To be done:
Copy each line below that contains "well".

Materials provided:
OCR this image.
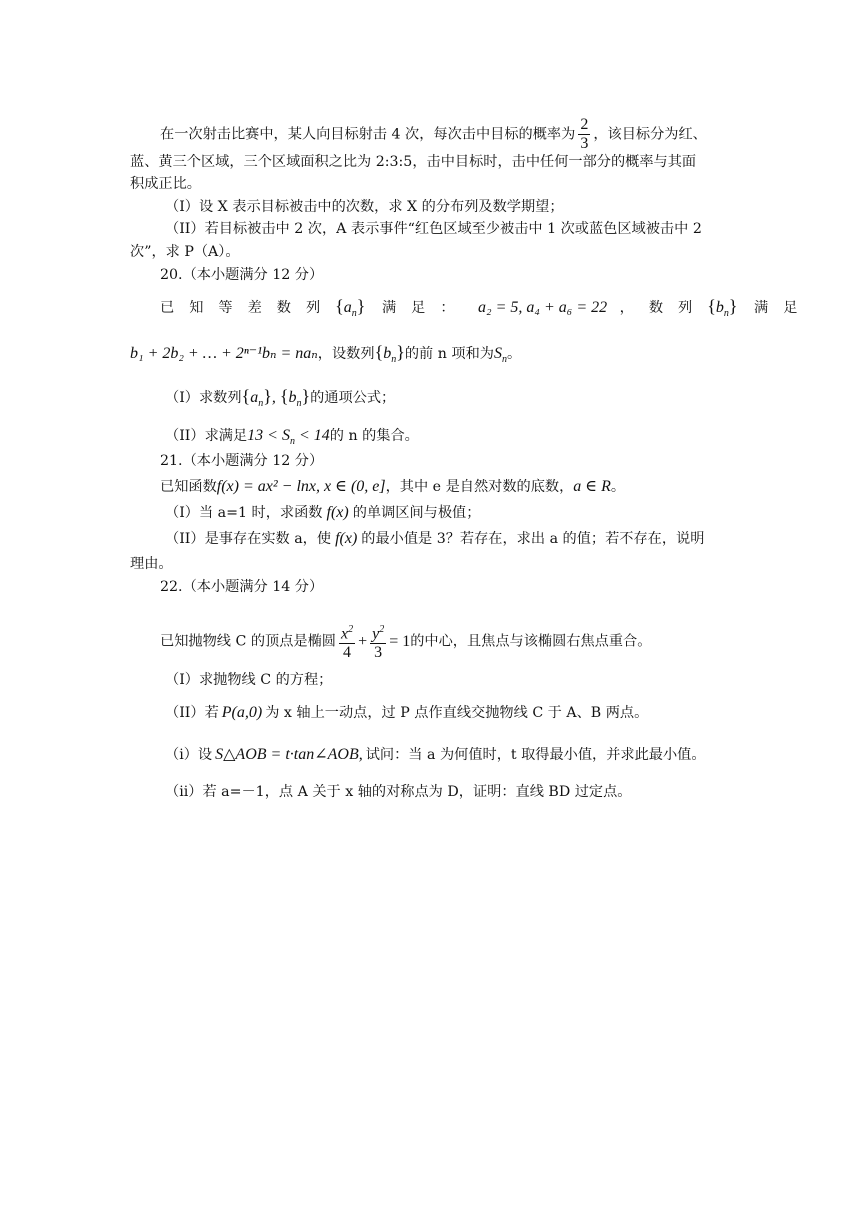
在一次射击比赛中，某人向目标射击 4 次，每次击中目标的概率为 $\frac{2}{3}$ ，该目标分为红、
蓝、黄三个区域，三个区域面积之比为 2:3:5，击中目标时，击中任何一部分的概率与其面
积成正比。
（I）设 X 表示目标被击中的次数，求 X 的分布列及数学期望；
（II）若目标被击中 2 次，A 表示事件“红色区域至少被击中 1 次或蓝色区域被击中 2
次”，求 P（A）。
20.（本小题满分 12 分）
已知等差数列$\{a_n\}$ 满足： a₂ = 5, a₄ + a₆ = 22 ，数列$\{b_n\}$ 满足
b₁ + 2b₂ + … + 2ⁿ⁻¹bₙ = naₙ，设数列$\{b_n\}$的前 n 项和为$S_n$。
（I）求数列$\{a_n\}$, $\{b_n\}$的通项公式；
（II）求满足$13 < S_n < 14$的 n 的集合。
21.（本小题满分 12 分）
已知函数f(x) = ax² − lnx, x ∈ (0, e]，其中 e 是自然对数的底数，a ∈ R。
（I）当 a=1 时，求函数 f(x) 的单调区间与极值；
（II）是事存在实数 a，使 f(x) 的最小值是 3？若存在，求出 a 的值；若不存在，说明
理由。
22.（本小题满分 14 分）
已知抛物线 C 的顶点是椭圆 $\frac{x^2}{4} + \frac{y^2}{3} = 1$的中心，且焦点与该椭圆右焦点重合。
（I）求抛物线 C 的方程；
（II）若 P(a,0) 为 x 轴上一动点，过 P 点作直线交抛物线 C 于 A、B 两点。
（i）设 S△AOB = t·tan∠AOB, 试问：当 a 为何值时，t 取得最小值，并求此最小值。
（ii）若 a=－1，点 A 关于 x 轴的对称点为 D，证明：直线 BD 过定点。
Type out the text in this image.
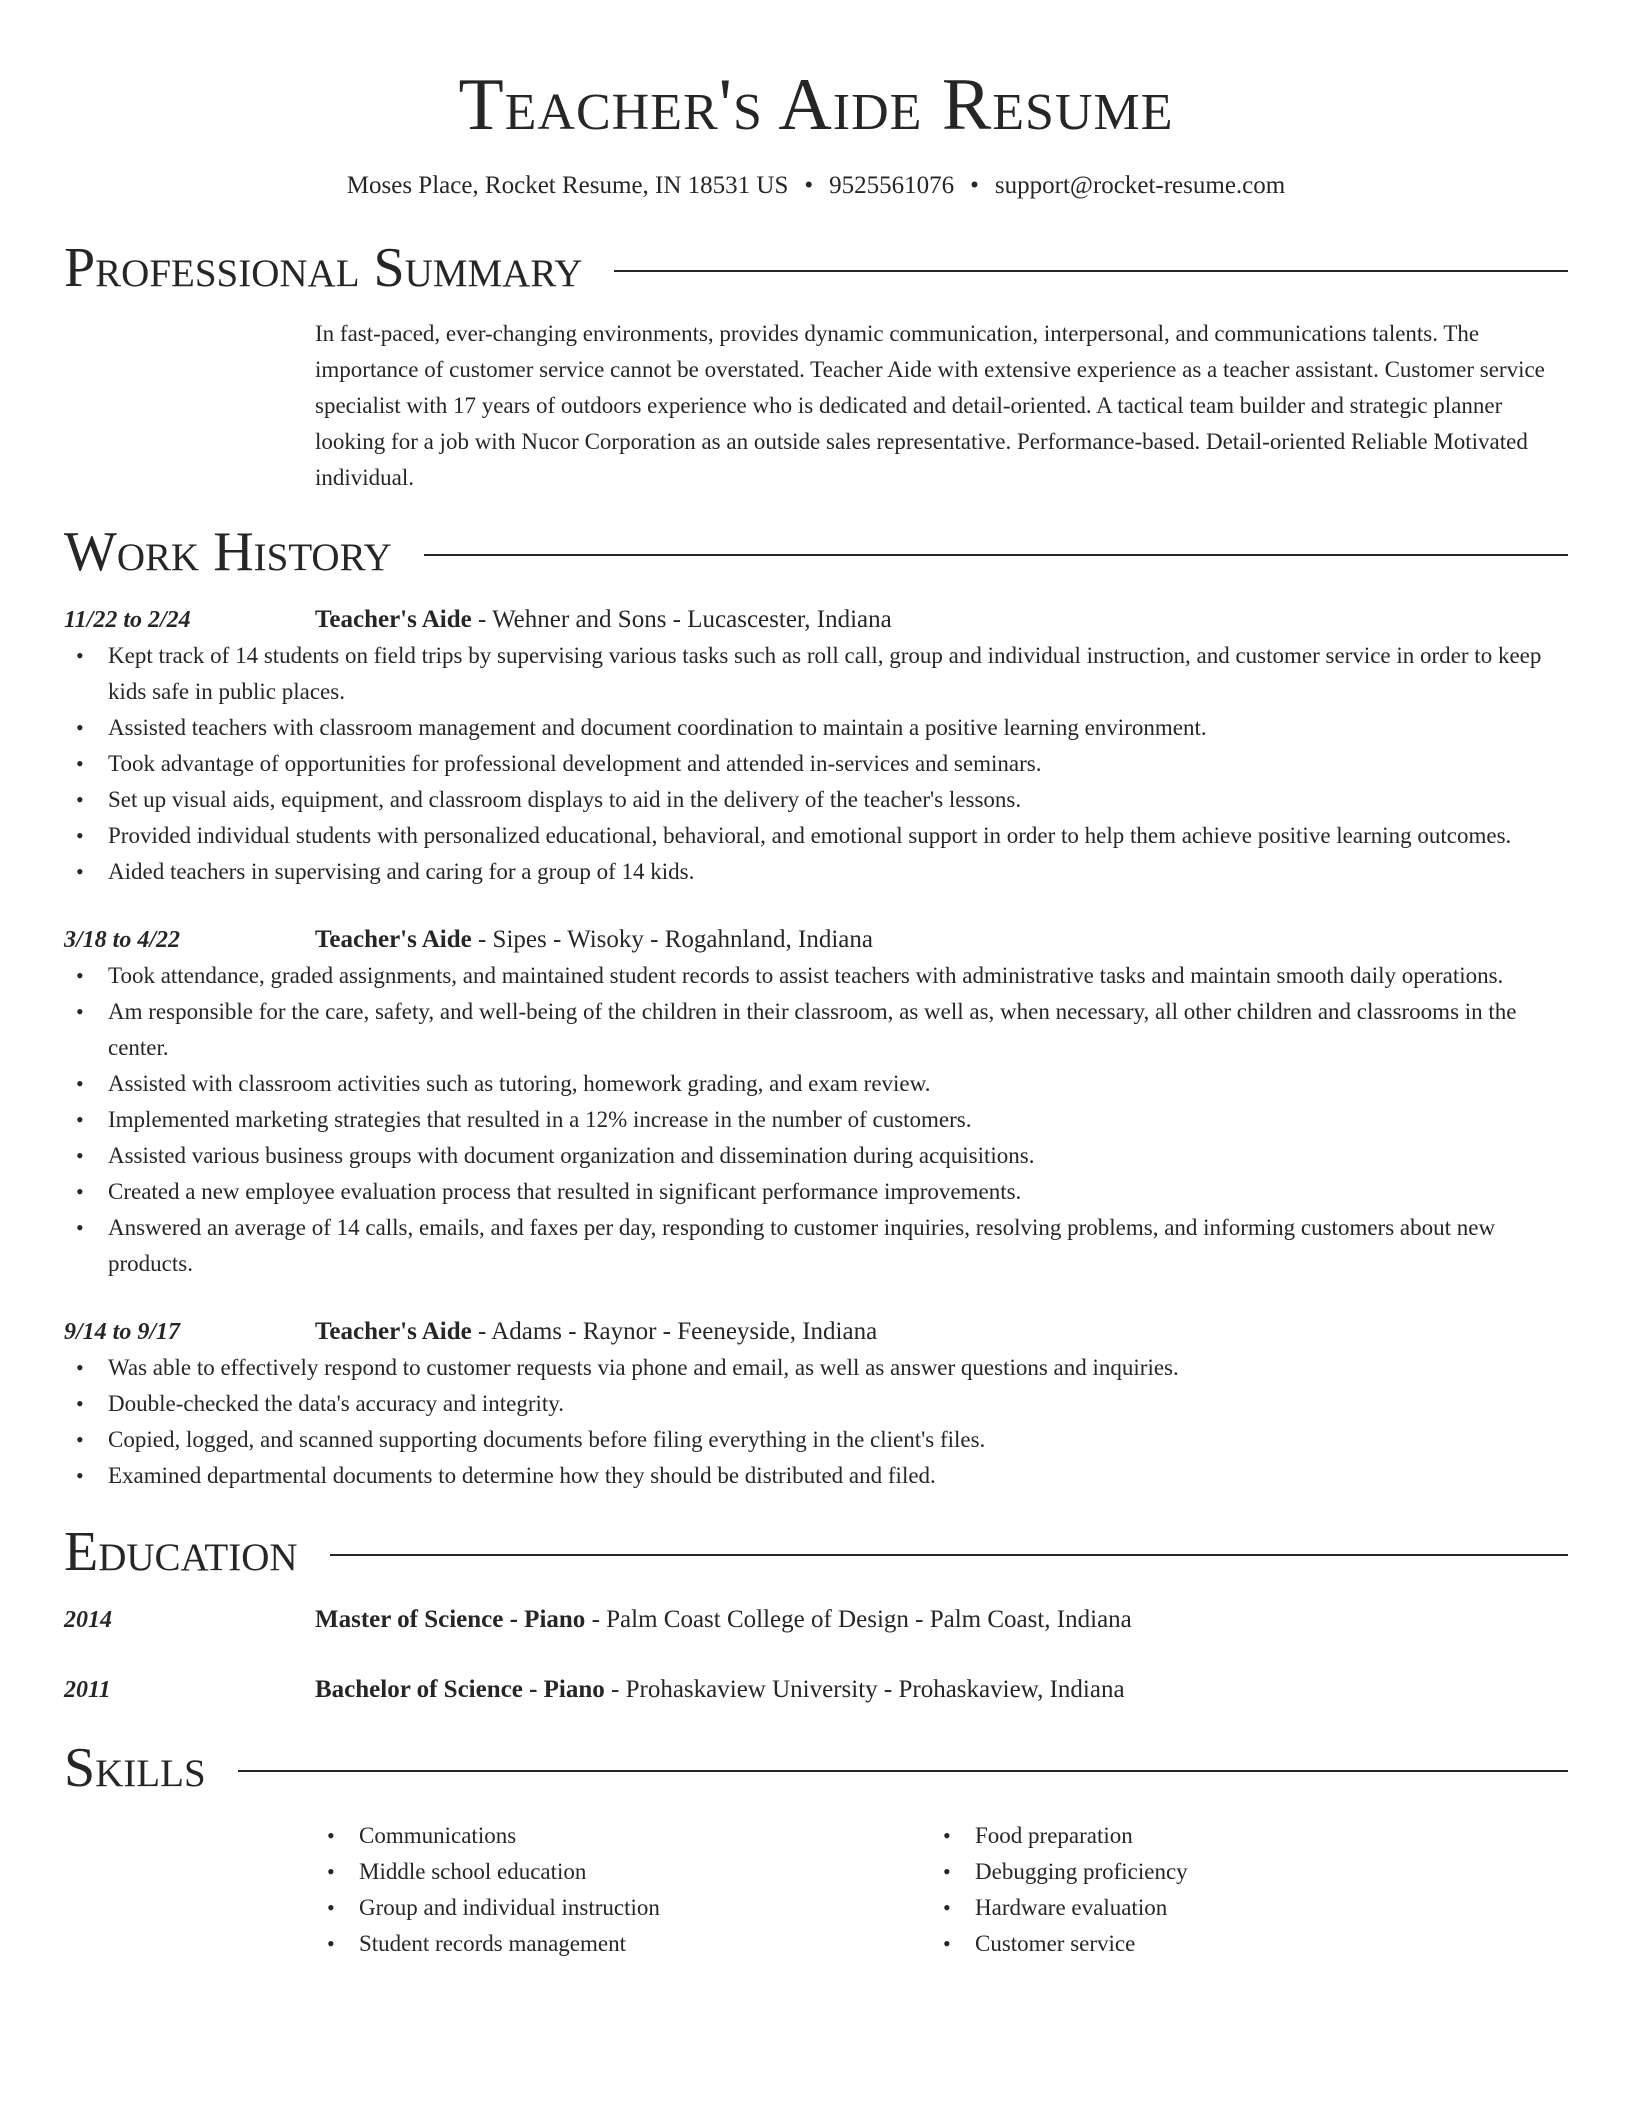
Teacher's Aide Resume
Moses Place, Rocket Resume, IN 18531 US • 9525561076 • support@rocket-resume.com
Professional Summary
In fast-paced, ever-changing environments, provides dynamic communication, interpersonal, and communications talents. The importance of customer service cannot be overstated. Teacher Aide with extensive experience as a teacher assistant. Customer service specialist with 17 years of outdoors experience who is dedicated and detail-oriented. A tactical team builder and strategic planner looking for a job with Nucor Corporation as an outside sales representative. Performance-based. Detail-oriented Reliable Motivated individual.
Work History
11/22 to 2/24	Teacher's Aide - Wehner and Sons - Lucascester, Indiana
• Kept track of 14 students on field trips by supervising various tasks such as roll call, group and individual instruction, and customer service in order to keep kids safe in public places.
• Assisted teachers with classroom management and document coordination to maintain a positive learning environment.
• Took advantage of opportunities for professional development and attended in-services and seminars.
• Set up visual aids, equipment, and classroom displays to aid in the delivery of the teacher's lessons.
• Provided individual students with personalized educational, behavioral, and emotional support in order to help them achieve positive learning outcomes.
• Aided teachers in supervising and caring for a group of 14 kids.
3/18 to 4/22	Teacher's Aide - Sipes - Wisoky - Rogahnland, Indiana
• Took attendance, graded assignments, and maintained student records to assist teachers with administrative tasks and maintain smooth daily operations.
• Am responsible for the care, safety, and well-being of the children in their classroom, as well as, when necessary, all other children and classrooms in the center.
• Assisted with classroom activities such as tutoring, homework grading, and exam review.
• Implemented marketing strategies that resulted in a 12% increase in the number of customers.
• Assisted various business groups with document organization and dissemination during acquisitions.
• Created a new employee evaluation process that resulted in significant performance improvements.
• Answered an average of 14 calls, emails, and faxes per day, responding to customer inquiries, resolving problems, and informing customers about new products.
9/14 to 9/17	Teacher's Aide - Adams - Raynor - Feeneyside, Indiana
• Was able to effectively respond to customer requests via phone and email, as well as answer questions and inquiries.
• Double-checked the data's accuracy and integrity.
• Copied, logged, and scanned supporting documents before filing everything in the client's files.
• Examined departmental documents to determine how they should be distributed and filed.
Education
2014	Master of Science - Piano - Palm Coast College of Design - Palm Coast, Indiana
2011	Bachelor of Science - Piano - Prohaskaview University - Prohaskaview, Indiana
Skills
• Communications
• Middle school education
• Group and individual instruction
• Student records management
• Food preparation
• Debugging proficiency
• Hardware evaluation
• Customer service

Task solution:
• Am responsible for the care, safety, and well-being of the children in their classroom, as well as, when necessary, all other children and classrooms in the center.
• Was able to effectively respond to customer requests via phone and email, as well as answer questions and inquiries.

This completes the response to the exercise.